-- START --

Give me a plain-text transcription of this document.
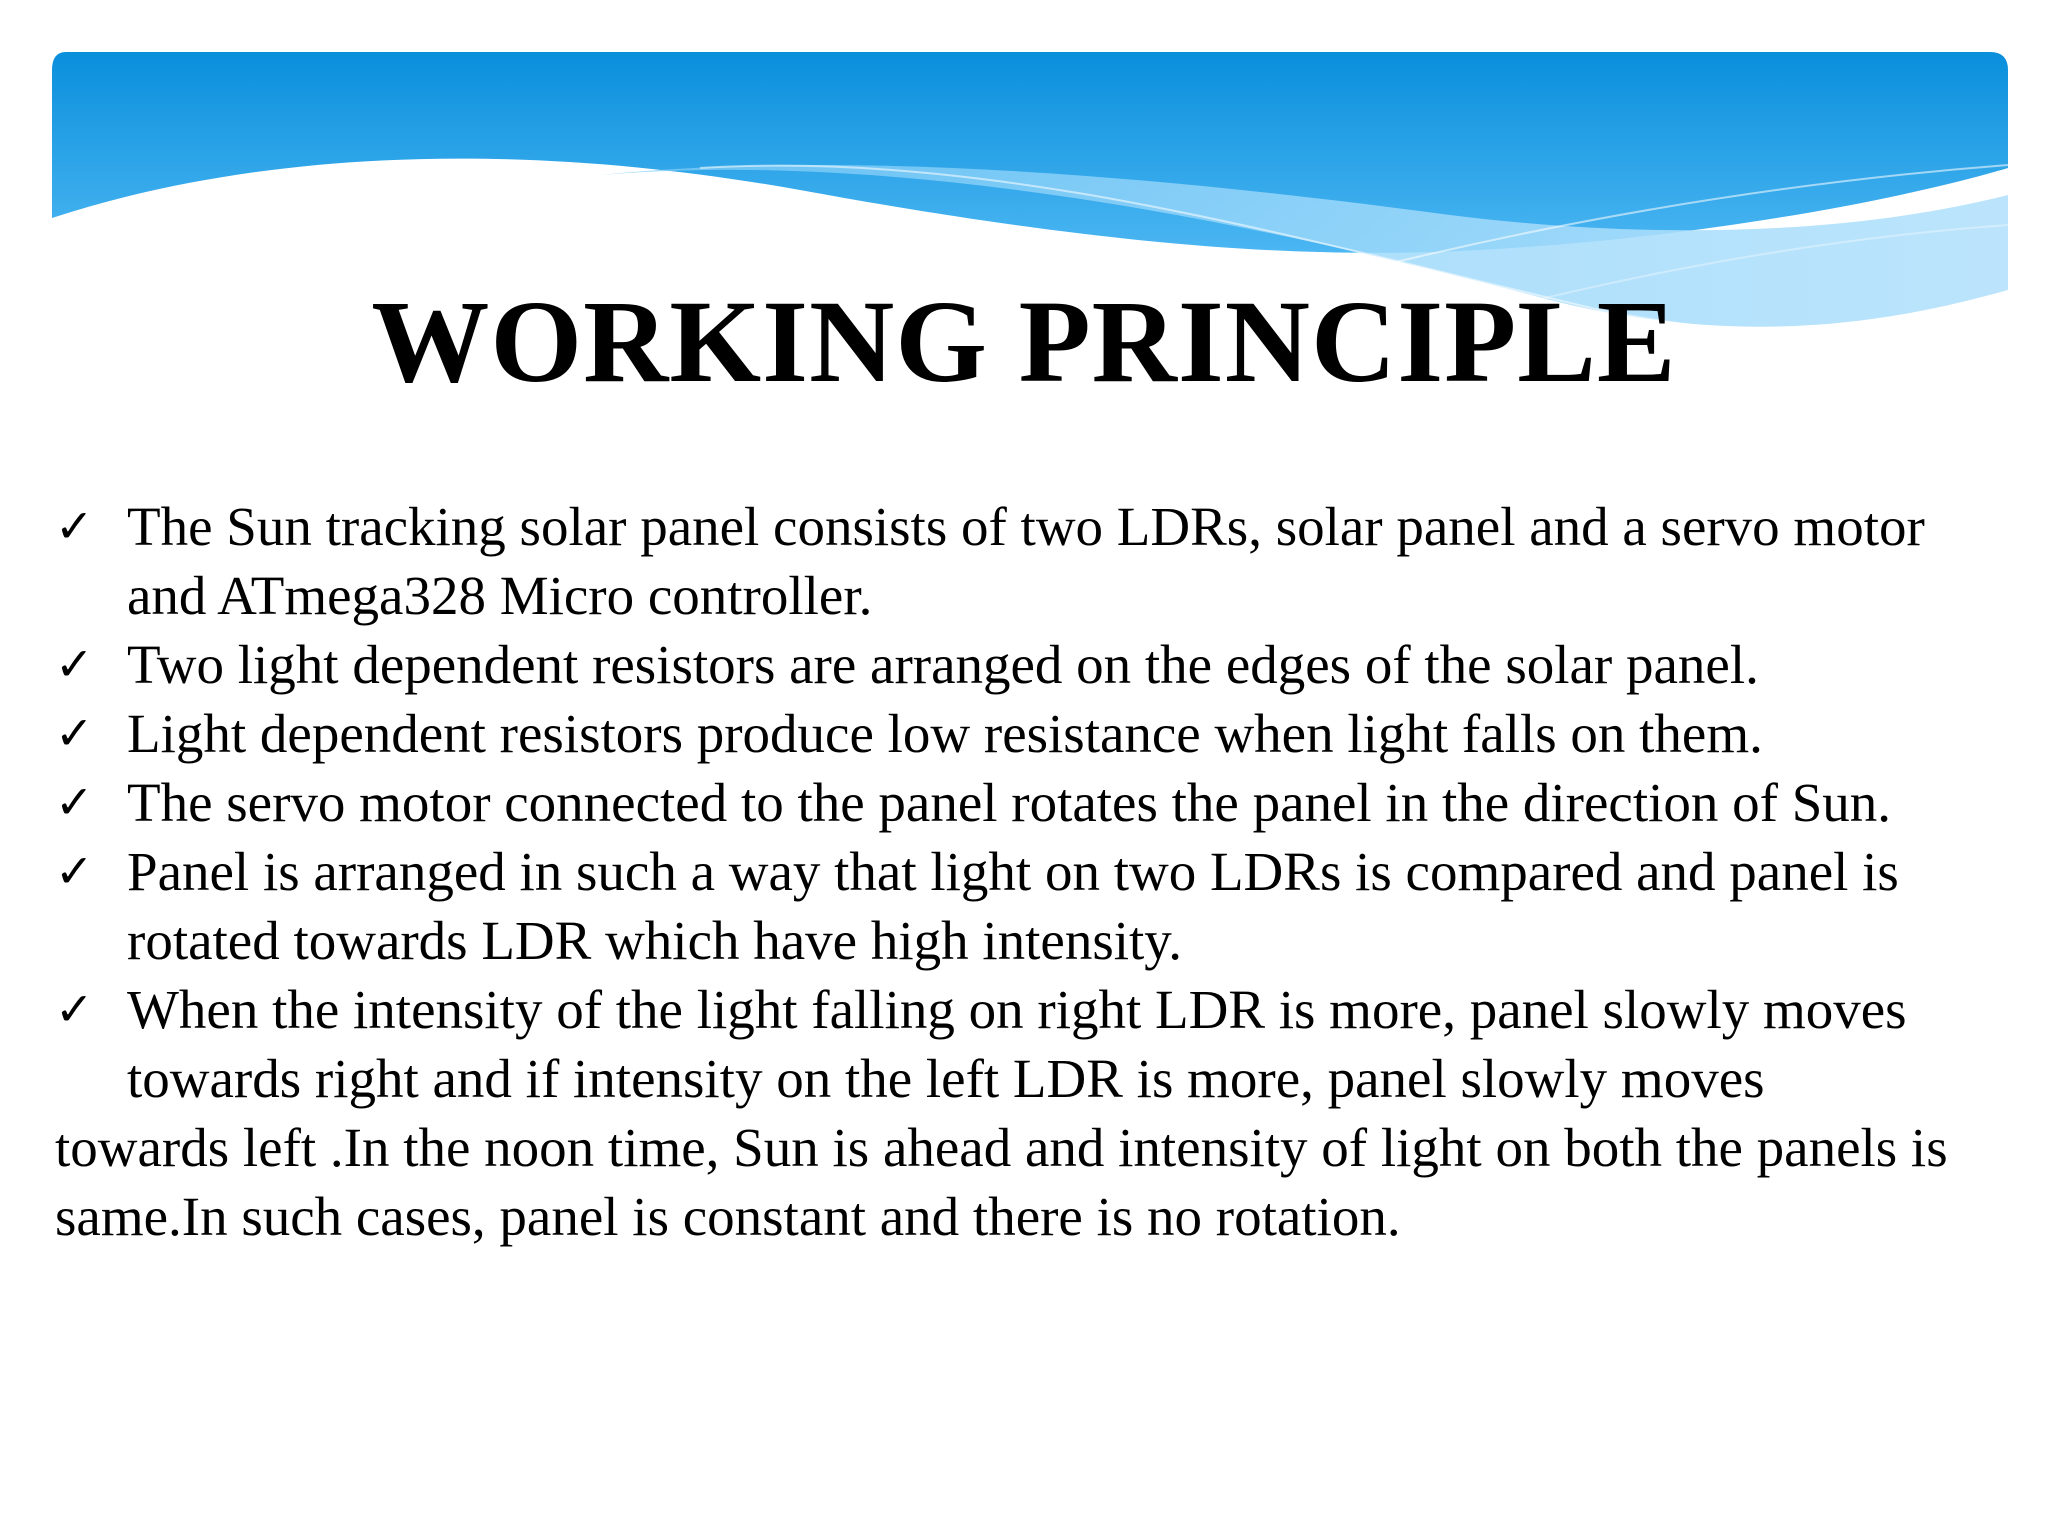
WORKING PRINCIPLE

✓ The Sun tracking solar panel consists of two LDRs, solar panel and a servo motor and ATmega328 Micro controller.

✓ Two light dependent resistors are arranged on the edges of the solar panel.

✓ Light dependent resistors produce low resistance when light falls on them.

✓ The servo motor connected to the panel rotates the panel in the direction of Sun.

✓ Panel is arranged in such a way that light on two LDRs is compared and panel is rotated towards LDR which have high intensity.

✓ When the intensity of the light falling on right LDR is more, panel slowly moves towards right and if intensity on the left LDR is more, panel slowly moves

towards left .In the noon time, Sun is ahead and intensity of light on both the panels is same.In such cases, panel is constant and there is no rotation.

-- END --

WRITTEN INSTRUCTION: Set the entries down again exactly. Do not include the images.

SOLUTION:
Give me a plain-text transcription of this document.
WORKING PRINCIPLE

✓ The Sun tracking solar panel consists of two LDRs, solar panel and a servo motor and ATmega328 Micro controller.

✓ Two light dependent resistors are arranged on the edges of the solar panel.

✓ Light dependent resistors produce low resistance when light falls on them.

✓ The servo motor connected to the panel rotates the panel in the direction of Sun.

✓ Panel is arranged in such a way that light on two LDRs is compared and panel is rotated towards LDR which have high intensity.

✓ When the intensity of the light falling on right LDR is more, panel slowly moves towards right and if intensity on the left LDR is more, panel slowly moves

towards left .In the noon time, Sun is ahead and intensity of light on both the panels is same.In such cases, panel is constant and there is no rotation.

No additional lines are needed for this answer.